- Objective -
Find each line holding the word "总跨度走势" and give the total alone.

- Data shown -
>> Start

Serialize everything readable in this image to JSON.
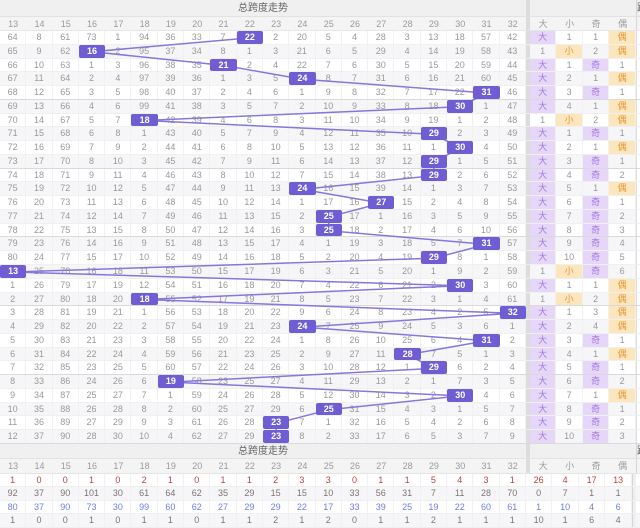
{
  "title": "总跨度走势",
  "footer_title": "总跨度走势",
  "next_section_partial_char": "跨",
  "columns": [
    "13",
    "14",
    "15",
    "16",
    "17",
    "18",
    "19",
    "20",
    "21",
    "22",
    "23",
    "24",
    "25",
    "26",
    "27",
    "28",
    "29",
    "30",
    "31",
    "32"
  ],
  "extra_columns": [
    "大",
    "小",
    "奇",
    "偶"
  ],
  "colors": {
    "hit_box": "#6f5ed3",
    "trend_line": "#8478dc",
    "big_odd_bg": "#e6d6f7",
    "big_odd_text": "#a276de",
    "small_even_bg": "#fbe6bd",
    "small_even_text": "#e99636",
    "stat_red": "#c2413e",
    "stat_blue": "#6f80e8"
  },
  "chart_data": {
    "type": "table",
    "title": "总跨度走势",
    "hit_sequence": [
      22,
      16,
      21,
      24,
      31,
      30,
      18,
      29,
      30,
      29,
      29,
      24,
      27,
      25,
      25,
      31,
      29,
      13,
      30,
      18,
      32,
      24,
      31,
      28,
      29,
      19,
      30,
      25,
      23,
      23
    ]
  },
  "rows": [
    {
      "cells": [
        "64",
        "8",
        "61",
        "73",
        "1",
        "94",
        "36",
        "33",
        "7",
        "22",
        "2",
        "20",
        "5",
        "4",
        "28",
        "3",
        "13",
        "18",
        "57",
        "42"
      ],
      "hit": 22,
      "extra": [
        "大",
        "1",
        "1",
        "偶"
      ]
    },
    {
      "cells": [
        "65",
        "9",
        "62",
        "16",
        "2",
        "95",
        "37",
        "34",
        "8",
        "1",
        "3",
        "21",
        "6",
        "5",
        "29",
        "4",
        "14",
        "19",
        "58",
        "43"
      ],
      "hit": 16,
      "extra": [
        "1",
        "小",
        "2",
        "偶"
      ]
    },
    {
      "cells": [
        "66",
        "10",
        "63",
        "1",
        "3",
        "96",
        "38",
        "35",
        "21",
        "2",
        "4",
        "22",
        "7",
        "6",
        "30",
        "5",
        "15",
        "20",
        "59",
        "44"
      ],
      "hit": 21,
      "extra": [
        "大",
        "1",
        "奇",
        "1"
      ]
    },
    {
      "cells": [
        "67",
        "11",
        "64",
        "2",
        "4",
        "97",
        "39",
        "36",
        "1",
        "3",
        "5",
        "24",
        "8",
        "7",
        "31",
        "6",
        "16",
        "21",
        "60",
        "45"
      ],
      "hit": 24,
      "extra": [
        "大",
        "2",
        "1",
        "偶"
      ]
    },
    {
      "cells": [
        "68",
        "12",
        "65",
        "3",
        "5",
        "98",
        "40",
        "37",
        "2",
        "4",
        "6",
        "1",
        "9",
        "8",
        "32",
        "7",
        "17",
        "22",
        "31",
        "46"
      ],
      "hit": 31,
      "extra": [
        "大",
        "3",
        "奇",
        "1"
      ]
    },
    {
      "cells": [
        "69",
        "13",
        "66",
        "4",
        "6",
        "99",
        "41",
        "38",
        "3",
        "5",
        "7",
        "2",
        "10",
        "9",
        "33",
        "8",
        "18",
        "30",
        "1",
        "47"
      ],
      "hit": 30,
      "extra": [
        "大",
        "4",
        "1",
        "偶"
      ]
    },
    {
      "cells": [
        "70",
        "14",
        "67",
        "5",
        "7",
        "18",
        "42",
        "39",
        "4",
        "6",
        "8",
        "3",
        "11",
        "10",
        "34",
        "9",
        "19",
        "1",
        "2",
        "48"
      ],
      "hit": 18,
      "extra": [
        "1",
        "小",
        "2",
        "偶"
      ]
    },
    {
      "cells": [
        "71",
        "15",
        "68",
        "6",
        "8",
        "1",
        "43",
        "40",
        "5",
        "7",
        "9",
        "4",
        "12",
        "11",
        "35",
        "10",
        "29",
        "2",
        "3",
        "49"
      ],
      "hit": 29,
      "extra": [
        "大",
        "1",
        "奇",
        "1"
      ]
    },
    {
      "cells": [
        "72",
        "16",
        "69",
        "7",
        "9",
        "2",
        "44",
        "41",
        "6",
        "8",
        "10",
        "5",
        "13",
        "12",
        "36",
        "11",
        "1",
        "30",
        "4",
        "50"
      ],
      "hit": 30,
      "extra": [
        "大",
        "2",
        "1",
        "偶"
      ]
    },
    {
      "cells": [
        "73",
        "17",
        "70",
        "8",
        "10",
        "3",
        "45",
        "42",
        "7",
        "9",
        "11",
        "6",
        "14",
        "13",
        "37",
        "12",
        "29",
        "1",
        "5",
        "51"
      ],
      "hit": 29,
      "extra": [
        "大",
        "3",
        "奇",
        "1"
      ]
    },
    {
      "cells": [
        "74",
        "18",
        "71",
        "9",
        "11",
        "4",
        "46",
        "43",
        "8",
        "10",
        "12",
        "7",
        "15",
        "14",
        "38",
        "13",
        "29",
        "2",
        "6",
        "52"
      ],
      "hit": 29,
      "extra": [
        "大",
        "4",
        "奇",
        "2"
      ]
    },
    {
      "cells": [
        "75",
        "19",
        "72",
        "10",
        "12",
        "5",
        "47",
        "44",
        "9",
        "11",
        "13",
        "24",
        "16",
        "15",
        "39",
        "14",
        "1",
        "3",
        "7",
        "53"
      ],
      "hit": 24,
      "extra": [
        "大",
        "5",
        "1",
        "偶"
      ]
    },
    {
      "cells": [
        "76",
        "20",
        "73",
        "11",
        "13",
        "6",
        "48",
        "45",
        "10",
        "12",
        "14",
        "1",
        "17",
        "16",
        "27",
        "15",
        "2",
        "4",
        "8",
        "54"
      ],
      "hit": 27,
      "extra": [
        "大",
        "6",
        "奇",
        "1"
      ]
    },
    {
      "cells": [
        "77",
        "21",
        "74",
        "12",
        "14",
        "7",
        "49",
        "46",
        "11",
        "13",
        "15",
        "2",
        "25",
        "17",
        "1",
        "16",
        "3",
        "5",
        "9",
        "55"
      ],
      "hit": 25,
      "extra": [
        "大",
        "7",
        "奇",
        "2"
      ]
    },
    {
      "cells": [
        "78",
        "22",
        "75",
        "13",
        "15",
        "8",
        "50",
        "47",
        "12",
        "14",
        "16",
        "3",
        "25",
        "18",
        "2",
        "17",
        "4",
        "6",
        "10",
        "56"
      ],
      "hit": 25,
      "extra": [
        "大",
        "8",
        "奇",
        "3"
      ]
    },
    {
      "cells": [
        "79",
        "23",
        "76",
        "14",
        "16",
        "9",
        "51",
        "48",
        "13",
        "15",
        "17",
        "4",
        "1",
        "19",
        "3",
        "18",
        "5",
        "7",
        "31",
        "57"
      ],
      "hit": 31,
      "extra": [
        "大",
        "9",
        "奇",
        "4"
      ]
    },
    {
      "cells": [
        "80",
        "24",
        "77",
        "15",
        "17",
        "10",
        "52",
        "49",
        "14",
        "16",
        "18",
        "5",
        "2",
        "20",
        "4",
        "19",
        "29",
        "8",
        "1",
        "58"
      ],
      "hit": 29,
      "extra": [
        "大",
        "10",
        "奇",
        "5"
      ]
    },
    {
      "cells": [
        "13",
        "25",
        "78",
        "16",
        "18",
        "11",
        "53",
        "50",
        "15",
        "17",
        "19",
        "6",
        "3",
        "21",
        "5",
        "20",
        "1",
        "9",
        "2",
        "59"
      ],
      "hit": 13,
      "extra": [
        "1",
        "小",
        "奇",
        "6"
      ]
    },
    {
      "cells": [
        "1",
        "26",
        "79",
        "17",
        "19",
        "12",
        "54",
        "51",
        "16",
        "18",
        "20",
        "7",
        "4",
        "22",
        "6",
        "21",
        "2",
        "30",
        "3",
        "60"
      ],
      "hit": 30,
      "extra": [
        "大",
        "1",
        "1",
        "偶"
      ]
    },
    {
      "cells": [
        "2",
        "27",
        "80",
        "18",
        "20",
        "18",
        "55",
        "52",
        "17",
        "19",
        "21",
        "8",
        "5",
        "23",
        "7",
        "22",
        "3",
        "1",
        "4",
        "61"
      ],
      "hit": 18,
      "extra": [
        "1",
        "小",
        "2",
        "偶"
      ]
    },
    {
      "cells": [
        "3",
        "28",
        "81",
        "19",
        "21",
        "1",
        "56",
        "53",
        "18",
        "20",
        "22",
        "9",
        "6",
        "24",
        "8",
        "23",
        "4",
        "2",
        "5",
        "32"
      ],
      "hit": 32,
      "extra": [
        "大",
        "1",
        "3",
        "偶"
      ]
    },
    {
      "cells": [
        "4",
        "29",
        "82",
        "20",
        "22",
        "2",
        "57",
        "54",
        "19",
        "21",
        "23",
        "24",
        "7",
        "25",
        "9",
        "24",
        "5",
        "3",
        "6",
        "1"
      ],
      "hit": 24,
      "extra": [
        "大",
        "2",
        "4",
        "偶"
      ]
    },
    {
      "cells": [
        "5",
        "30",
        "83",
        "21",
        "23",
        "3",
        "58",
        "55",
        "20",
        "22",
        "24",
        "1",
        "8",
        "26",
        "10",
        "25",
        "6",
        "4",
        "31",
        "2"
      ],
      "hit": 31,
      "extra": [
        "大",
        "3",
        "奇",
        "1"
      ]
    },
    {
      "cells": [
        "6",
        "31",
        "84",
        "22",
        "24",
        "4",
        "59",
        "56",
        "21",
        "23",
        "25",
        "2",
        "9",
        "27",
        "11",
        "28",
        "7",
        "5",
        "1",
        "3"
      ],
      "hit": 28,
      "extra": [
        "大",
        "4",
        "1",
        "偶"
      ]
    },
    {
      "cells": [
        "7",
        "32",
        "85",
        "23",
        "25",
        "5",
        "60",
        "57",
        "22",
        "24",
        "26",
        "3",
        "10",
        "28",
        "12",
        "1",
        "29",
        "6",
        "2",
        "4"
      ],
      "hit": 29,
      "extra": [
        "大",
        "5",
        "奇",
        "1"
      ]
    },
    {
      "cells": [
        "8",
        "33",
        "86",
        "24",
        "26",
        "6",
        "19",
        "58",
        "23",
        "25",
        "27",
        "4",
        "11",
        "29",
        "13",
        "2",
        "1",
        "7",
        "3",
        "5"
      ],
      "hit": 19,
      "extra": [
        "大",
        "6",
        "奇",
        "2"
      ]
    },
    {
      "cells": [
        "9",
        "34",
        "87",
        "25",
        "27",
        "7",
        "1",
        "59",
        "24",
        "26",
        "28",
        "5",
        "12",
        "30",
        "14",
        "3",
        "2",
        "30",
        "4",
        "6"
      ],
      "hit": 30,
      "extra": [
        "大",
        "7",
        "1",
        "偶"
      ]
    },
    {
      "cells": [
        "10",
        "35",
        "88",
        "26",
        "28",
        "8",
        "2",
        "60",
        "25",
        "27",
        "29",
        "6",
        "25",
        "31",
        "15",
        "4",
        "3",
        "1",
        "5",
        "7"
      ],
      "hit": 25,
      "extra": [
        "大",
        "8",
        "奇",
        "1"
      ]
    },
    {
      "cells": [
        "11",
        "36",
        "89",
        "27",
        "29",
        "9",
        "3",
        "61",
        "26",
        "28",
        "23",
        "7",
        "1",
        "32",
        "16",
        "5",
        "4",
        "2",
        "6",
        "8"
      ],
      "hit": 23,
      "extra": [
        "大",
        "9",
        "奇",
        "2"
      ]
    },
    {
      "cells": [
        "12",
        "37",
        "90",
        "28",
        "30",
        "10",
        "4",
        "62",
        "27",
        "29",
        "23",
        "8",
        "2",
        "33",
        "17",
        "6",
        "5",
        "3",
        "7",
        "9"
      ],
      "hit": 23,
      "extra": [
        "大",
        "10",
        "奇",
        "3"
      ]
    }
  ],
  "footer_stats": [
    {
      "style": "red",
      "values": [
        "1",
        "0",
        "0",
        "1",
        "0",
        "2",
        "1",
        "0",
        "1",
        "1",
        "2",
        "3",
        "3",
        "0",
        "1",
        "1",
        "5",
        "4",
        "3",
        "1",
        "26",
        "4",
        "17",
        "13"
      ]
    },
    {
      "style": "dark",
      "values": [
        "92",
        "37",
        "90",
        "101",
        "30",
        "61",
        "64",
        "62",
        "35",
        "29",
        "15",
        "15",
        "10",
        "33",
        "56",
        "31",
        "7",
        "11",
        "28",
        "70",
        "0",
        "7",
        "1",
        "1"
      ]
    },
    {
      "style": "blue",
      "values": [
        "80",
        "37",
        "90",
        "73",
        "30",
        "99",
        "60",
        "62",
        "27",
        "29",
        "29",
        "22",
        "17",
        "33",
        "39",
        "25",
        "19",
        "22",
        "60",
        "61",
        "1",
        "10",
        "4",
        "6"
      ]
    },
    {
      "style": "dark",
      "values": [
        "1",
        "0",
        "0",
        "1",
        "0",
        "1",
        "1",
        "0",
        "1",
        "1",
        "2",
        "1",
        "2",
        "0",
        "1",
        "1",
        "2",
        "1",
        "1",
        "1",
        "10",
        "1",
        "6",
        "4"
      ]
    }
  ]
}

>> End

- Task result -
3